Stored records
============================================================
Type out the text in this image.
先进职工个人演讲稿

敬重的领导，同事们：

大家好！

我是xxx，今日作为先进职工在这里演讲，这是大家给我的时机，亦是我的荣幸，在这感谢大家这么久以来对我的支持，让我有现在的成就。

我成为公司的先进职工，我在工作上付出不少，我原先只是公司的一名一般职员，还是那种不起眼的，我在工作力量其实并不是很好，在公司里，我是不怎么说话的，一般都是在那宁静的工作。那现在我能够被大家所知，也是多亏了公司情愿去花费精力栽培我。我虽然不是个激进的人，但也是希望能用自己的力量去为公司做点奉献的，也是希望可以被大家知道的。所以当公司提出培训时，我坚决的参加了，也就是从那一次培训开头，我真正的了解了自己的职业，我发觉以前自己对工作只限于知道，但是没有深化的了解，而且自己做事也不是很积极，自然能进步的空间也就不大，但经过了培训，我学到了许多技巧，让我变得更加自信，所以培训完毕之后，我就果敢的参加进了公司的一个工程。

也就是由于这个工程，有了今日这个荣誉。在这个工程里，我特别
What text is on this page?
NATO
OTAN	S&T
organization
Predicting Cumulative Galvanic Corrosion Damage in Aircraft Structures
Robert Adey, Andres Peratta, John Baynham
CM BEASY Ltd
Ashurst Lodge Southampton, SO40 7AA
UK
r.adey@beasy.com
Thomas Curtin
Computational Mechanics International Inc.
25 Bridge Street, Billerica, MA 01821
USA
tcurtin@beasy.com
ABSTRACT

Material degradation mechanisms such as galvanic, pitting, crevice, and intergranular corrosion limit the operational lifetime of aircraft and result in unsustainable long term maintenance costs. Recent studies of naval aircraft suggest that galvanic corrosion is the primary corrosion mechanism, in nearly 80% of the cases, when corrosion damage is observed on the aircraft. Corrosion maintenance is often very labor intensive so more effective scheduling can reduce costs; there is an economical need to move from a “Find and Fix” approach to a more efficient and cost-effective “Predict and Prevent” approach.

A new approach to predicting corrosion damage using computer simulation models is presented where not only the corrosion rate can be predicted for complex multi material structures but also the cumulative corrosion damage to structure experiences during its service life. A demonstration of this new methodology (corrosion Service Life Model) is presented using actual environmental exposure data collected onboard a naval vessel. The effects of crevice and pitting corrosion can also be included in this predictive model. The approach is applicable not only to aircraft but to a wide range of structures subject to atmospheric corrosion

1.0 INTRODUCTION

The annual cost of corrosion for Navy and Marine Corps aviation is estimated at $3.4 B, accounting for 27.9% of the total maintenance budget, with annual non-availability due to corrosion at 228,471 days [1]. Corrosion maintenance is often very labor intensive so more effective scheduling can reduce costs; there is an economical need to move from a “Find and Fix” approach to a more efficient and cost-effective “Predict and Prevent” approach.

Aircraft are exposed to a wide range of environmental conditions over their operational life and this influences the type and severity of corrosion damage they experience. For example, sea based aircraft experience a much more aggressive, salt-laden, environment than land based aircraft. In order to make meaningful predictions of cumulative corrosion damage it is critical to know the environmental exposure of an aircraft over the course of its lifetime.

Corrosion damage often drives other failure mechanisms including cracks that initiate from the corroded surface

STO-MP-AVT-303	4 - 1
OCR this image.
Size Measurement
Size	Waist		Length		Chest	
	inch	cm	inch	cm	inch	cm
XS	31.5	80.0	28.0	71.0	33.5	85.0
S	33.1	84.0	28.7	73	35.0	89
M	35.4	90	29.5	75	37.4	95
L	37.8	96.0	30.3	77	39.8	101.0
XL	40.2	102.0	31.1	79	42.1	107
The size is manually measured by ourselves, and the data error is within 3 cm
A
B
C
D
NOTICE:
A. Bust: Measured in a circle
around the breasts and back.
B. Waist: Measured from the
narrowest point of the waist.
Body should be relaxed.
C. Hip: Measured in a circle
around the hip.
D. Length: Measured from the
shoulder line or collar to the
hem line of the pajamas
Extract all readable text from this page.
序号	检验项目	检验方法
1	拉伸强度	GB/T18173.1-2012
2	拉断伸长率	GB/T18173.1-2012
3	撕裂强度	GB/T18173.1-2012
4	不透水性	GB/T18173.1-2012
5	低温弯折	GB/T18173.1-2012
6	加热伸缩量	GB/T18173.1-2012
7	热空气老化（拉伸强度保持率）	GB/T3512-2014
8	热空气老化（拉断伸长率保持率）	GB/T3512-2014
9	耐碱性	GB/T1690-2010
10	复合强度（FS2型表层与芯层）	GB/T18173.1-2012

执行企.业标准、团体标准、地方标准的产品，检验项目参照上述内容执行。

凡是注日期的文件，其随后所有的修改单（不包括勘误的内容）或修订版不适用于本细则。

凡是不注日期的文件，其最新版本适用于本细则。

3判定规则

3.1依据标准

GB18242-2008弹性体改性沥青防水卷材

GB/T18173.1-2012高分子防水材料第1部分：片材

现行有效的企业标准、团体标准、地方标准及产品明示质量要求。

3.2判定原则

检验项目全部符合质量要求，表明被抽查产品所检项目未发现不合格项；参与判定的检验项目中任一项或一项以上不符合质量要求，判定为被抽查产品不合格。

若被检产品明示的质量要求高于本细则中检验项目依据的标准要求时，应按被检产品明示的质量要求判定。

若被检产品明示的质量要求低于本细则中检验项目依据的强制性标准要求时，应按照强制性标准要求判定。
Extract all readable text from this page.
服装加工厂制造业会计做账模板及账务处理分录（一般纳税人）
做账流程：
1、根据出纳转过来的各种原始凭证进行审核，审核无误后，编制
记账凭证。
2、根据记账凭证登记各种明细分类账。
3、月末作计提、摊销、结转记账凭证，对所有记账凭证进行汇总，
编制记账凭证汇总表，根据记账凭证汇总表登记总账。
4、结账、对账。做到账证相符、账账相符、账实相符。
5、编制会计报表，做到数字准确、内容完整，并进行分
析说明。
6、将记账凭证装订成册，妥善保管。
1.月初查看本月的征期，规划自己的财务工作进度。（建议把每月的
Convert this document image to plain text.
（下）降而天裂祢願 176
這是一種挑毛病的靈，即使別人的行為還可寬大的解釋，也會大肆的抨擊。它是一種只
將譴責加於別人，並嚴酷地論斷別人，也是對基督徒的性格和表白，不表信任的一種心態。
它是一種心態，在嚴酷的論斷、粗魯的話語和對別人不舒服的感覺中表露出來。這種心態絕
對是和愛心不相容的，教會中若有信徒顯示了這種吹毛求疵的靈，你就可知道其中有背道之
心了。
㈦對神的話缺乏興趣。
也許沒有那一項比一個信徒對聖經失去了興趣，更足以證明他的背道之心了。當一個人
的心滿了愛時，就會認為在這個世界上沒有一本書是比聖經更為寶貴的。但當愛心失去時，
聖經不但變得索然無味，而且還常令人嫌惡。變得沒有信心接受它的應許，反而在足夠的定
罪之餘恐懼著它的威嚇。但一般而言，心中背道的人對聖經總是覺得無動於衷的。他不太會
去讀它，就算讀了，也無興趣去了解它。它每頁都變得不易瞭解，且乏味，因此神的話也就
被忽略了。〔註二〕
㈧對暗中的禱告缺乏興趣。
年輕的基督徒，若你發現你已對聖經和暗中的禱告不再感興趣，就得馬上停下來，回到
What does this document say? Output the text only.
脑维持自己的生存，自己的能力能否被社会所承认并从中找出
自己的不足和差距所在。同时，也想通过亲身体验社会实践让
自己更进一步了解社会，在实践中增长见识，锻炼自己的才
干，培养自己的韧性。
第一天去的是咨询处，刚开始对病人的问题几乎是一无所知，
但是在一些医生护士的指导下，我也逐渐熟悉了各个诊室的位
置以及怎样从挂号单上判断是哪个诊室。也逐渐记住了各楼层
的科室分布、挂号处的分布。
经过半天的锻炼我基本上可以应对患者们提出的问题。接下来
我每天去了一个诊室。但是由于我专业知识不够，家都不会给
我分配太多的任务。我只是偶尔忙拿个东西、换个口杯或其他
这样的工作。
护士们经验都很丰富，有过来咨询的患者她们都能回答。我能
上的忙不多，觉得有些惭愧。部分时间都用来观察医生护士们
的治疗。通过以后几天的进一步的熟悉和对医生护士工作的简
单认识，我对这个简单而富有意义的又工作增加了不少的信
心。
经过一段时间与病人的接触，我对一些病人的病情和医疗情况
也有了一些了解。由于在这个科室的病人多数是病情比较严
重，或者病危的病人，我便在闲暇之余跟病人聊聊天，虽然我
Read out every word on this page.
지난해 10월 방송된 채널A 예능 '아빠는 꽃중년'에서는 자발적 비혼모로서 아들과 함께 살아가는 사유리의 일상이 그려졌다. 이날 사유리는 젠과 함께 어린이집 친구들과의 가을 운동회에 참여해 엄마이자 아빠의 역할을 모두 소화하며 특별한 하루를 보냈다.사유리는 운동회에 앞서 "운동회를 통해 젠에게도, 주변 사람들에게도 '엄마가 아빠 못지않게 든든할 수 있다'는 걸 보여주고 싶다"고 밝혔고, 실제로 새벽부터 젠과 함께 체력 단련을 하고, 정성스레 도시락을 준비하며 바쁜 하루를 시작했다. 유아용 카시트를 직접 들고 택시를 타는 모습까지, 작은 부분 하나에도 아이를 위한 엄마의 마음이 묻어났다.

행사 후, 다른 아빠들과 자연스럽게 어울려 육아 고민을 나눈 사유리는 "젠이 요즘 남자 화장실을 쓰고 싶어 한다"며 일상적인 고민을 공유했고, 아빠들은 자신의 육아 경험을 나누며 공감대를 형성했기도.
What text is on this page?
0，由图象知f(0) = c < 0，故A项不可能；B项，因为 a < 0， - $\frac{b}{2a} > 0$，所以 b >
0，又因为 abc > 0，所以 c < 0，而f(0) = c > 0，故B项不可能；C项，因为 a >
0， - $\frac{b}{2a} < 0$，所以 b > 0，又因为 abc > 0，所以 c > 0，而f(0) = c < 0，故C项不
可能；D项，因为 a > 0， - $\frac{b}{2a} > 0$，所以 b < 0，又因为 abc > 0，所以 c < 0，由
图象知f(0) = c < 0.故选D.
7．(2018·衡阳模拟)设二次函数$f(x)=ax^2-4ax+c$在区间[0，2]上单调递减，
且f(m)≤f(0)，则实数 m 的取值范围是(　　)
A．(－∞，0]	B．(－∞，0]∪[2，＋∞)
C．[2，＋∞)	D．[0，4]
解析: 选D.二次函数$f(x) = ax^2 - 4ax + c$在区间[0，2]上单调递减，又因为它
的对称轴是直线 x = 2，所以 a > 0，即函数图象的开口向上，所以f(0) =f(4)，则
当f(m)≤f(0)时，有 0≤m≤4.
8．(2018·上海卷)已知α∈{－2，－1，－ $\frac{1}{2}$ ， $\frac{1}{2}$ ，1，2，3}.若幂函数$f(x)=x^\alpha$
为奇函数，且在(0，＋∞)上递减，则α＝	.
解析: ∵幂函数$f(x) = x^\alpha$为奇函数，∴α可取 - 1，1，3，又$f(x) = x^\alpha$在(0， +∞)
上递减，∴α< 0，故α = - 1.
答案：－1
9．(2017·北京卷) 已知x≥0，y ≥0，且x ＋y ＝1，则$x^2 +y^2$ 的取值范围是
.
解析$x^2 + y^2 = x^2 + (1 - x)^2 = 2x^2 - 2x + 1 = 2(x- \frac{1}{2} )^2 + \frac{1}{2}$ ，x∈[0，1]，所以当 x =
============================================================
> [The exercise]: Count the lines in the entries above that include the string "lifetime", then give only that figure.

> [Answer to the problem]: 2